[A run of records]
▼

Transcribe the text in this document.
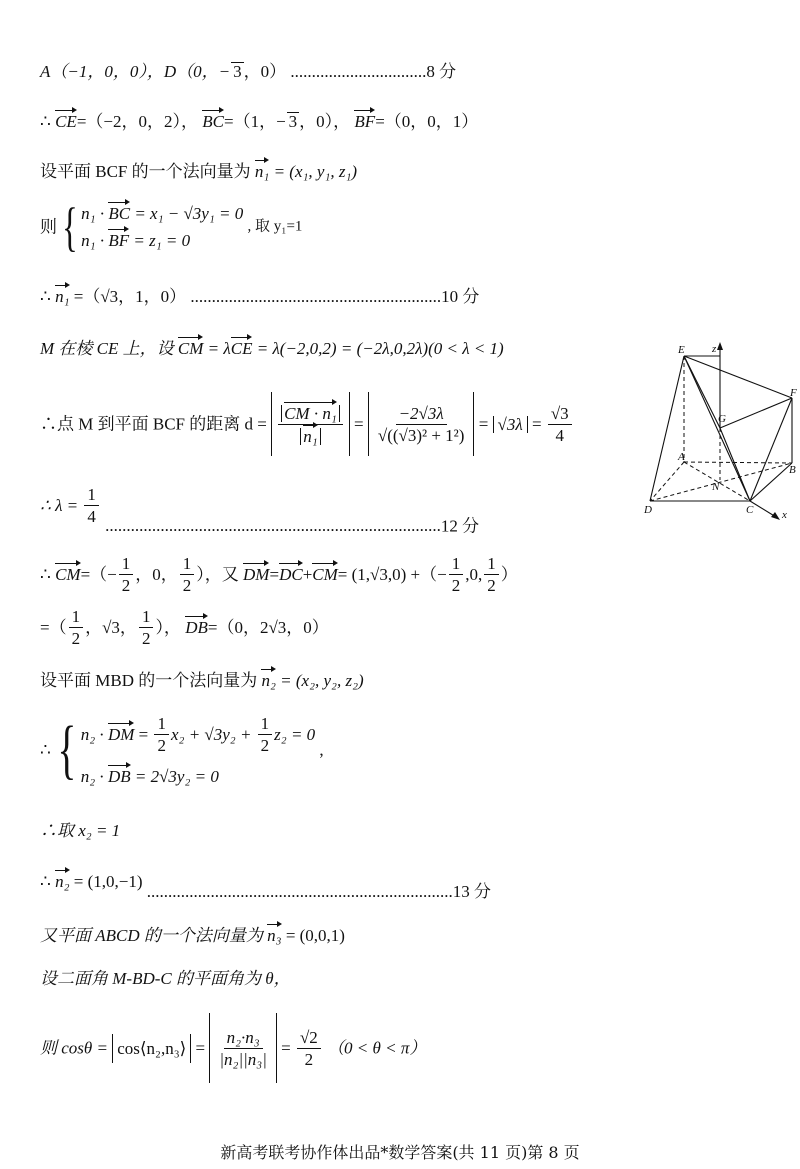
A（−1，0，0），D（0，− 3 ，0） ................................8 分
∴ CE=（−2，0，2）， BC=（1，− 3 ，0）， BF=（0，0，1）
设平面 BCF 的一个法向量为 n₁ = (x₁, y₁, z₁)
则{ n₁ · BC = x₁ − √3y₁ = 0
n₁ · BF = z₁ = 0
, 取 y₁=1
∴ n₁ =（√3，1，0） ...........................................................10 分
M 在棱 CE 上，设 CM = λCE = λ(−2,0,2) = (−2λ,0,2λ)(0 < λ < 1)
∴点 M 到平面 BCF 的距离 $d = \frac{\text{CM · n₁}}{\text{n₁}} = \frac{-2√3\lambda}{\text{√((√3)² + 1²)}} = √3\lambda = \frac{√3}{4}$
∴ $\lambda = \frac{1}{4}$
...............................................................................12 分
∴ $CM=(- \frac{1}{2}$ ，0， $\frac{1}{2}$ ），又 DM=DC+CM= (1,√3,0) +（− $\frac{1}{2} ,0$, $\frac{1}{2}$ ）
=（ $\frac{1}{2}$ ，√3， $\frac{1}{2}$ ）， DB=（0，2√3，0）
设平面 MBD 的一个法向量为 n₂ = (x₂, y₂, z₂)
∴{ n₂ · DM = $\frac{1}{2} x_2 + √3y_2 + \frac{1}{2} z_2 = 0$
n₂ · DB = 2√3y₂ = 0
,
∴取 x₂ = 1
∴ n₂ = (1,0,−1) ........................................................................13 分
又平面 ABCD 的一个法向量为 n₃ = (0,0,1)
设二面角 M-BD-C 的平面角为 θ，
则 cosθ = cos⟨n₂,n₃⟩ = $\frac{\text{n₂·n₃}}{\text{|n₂||n₃|}} = \frac{√2}{2} (0 < \theta < \pi)$
E z
F
G
A
B
N
D	C	x
新高考联考协作体出品*数学答案(共 11 页)第 8 页
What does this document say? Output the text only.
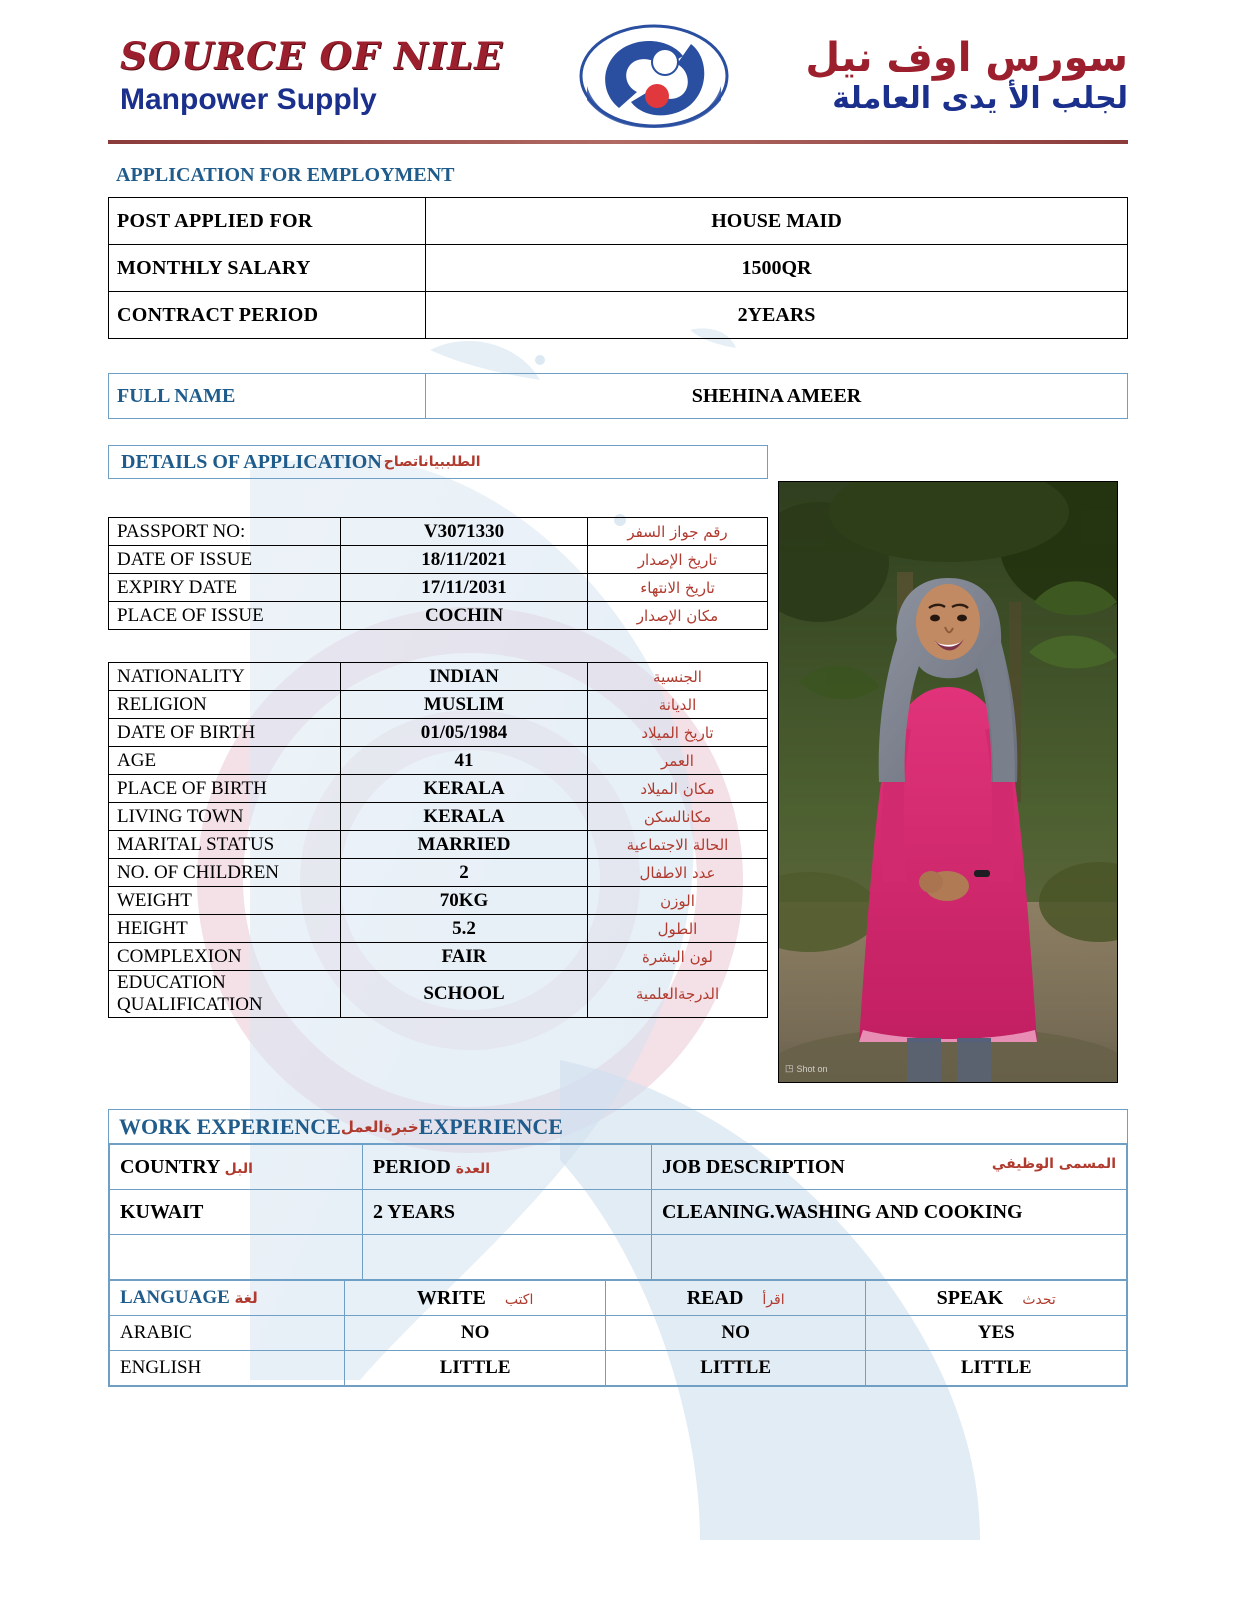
SOURCE OF NILE
Manpower Supply
سورس اوف نيل
لجلب الأ يدى العاملة
APPLICATION FOR EMPLOYMENT
POST APPLIED FOR	HOUSE MAID
MONTHLY SALARY	1500QR
CONTRACT PERIOD	2YEARS
FULL NAME	SHEHINA AMEER
DETAILS OF APPLICATION الطلببياناتصاح
PASSPORT NO:	V3071330	رقم جواز السفر
DATE OF ISSUE	18/11/2021	تاريخ الإصدار
EXPIRY DATE	17/11/2031	تاريخ الانتهاء
PLACE OF ISSUE	COCHIN	مكان الإصدار
NATIONALITY	INDIAN	الجنسية
RELIGION	MUSLIM	الديانة
DATE OF BIRTH	01/05/1984	تاريخ الميلاد
AGE	41	العمر
PLACE OF BIRTH	KERALA	مكان الميلاد
LIVING TOWN	KERALA	مكانالسكن
MARITAL STATUS	MARRIED	الحالة الاجتماعية
NO. OF CHILDREN	2	عدد الاطفال
WEIGHT	70KG	الوزن
HEIGHT	5.2	الطول
COMPLEXION	FAIR	لون البشرة
EDUCATION QUALIFICATION	SCHOOL	الدرجةالعلمية
◳ Shot on
WORK EXPERIENCE خبرةالعمل EXPERIENCE
COUNTRY البل	PERIOD العدة	JOB DESCRIPTION المسمى الوظيفي

KUWAIT	2 YEARS	CLEANING.WASHING AND COOKING

LANGUAGE لغة	WRITE اكتب	READ اقرأ	SPEAK تحدث
ARABIC	NO	NO	YES
ENGLISH	LITTLE	LITTLE	LITTLE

▲

*Task to complete*.
Take every line from the data above that holds "APPLICATION" and copy it out.

*The completed task*.
APPLICATION FOR EMPLOYMENT
DETAILS OF APPLICATION الطلببياناتصاح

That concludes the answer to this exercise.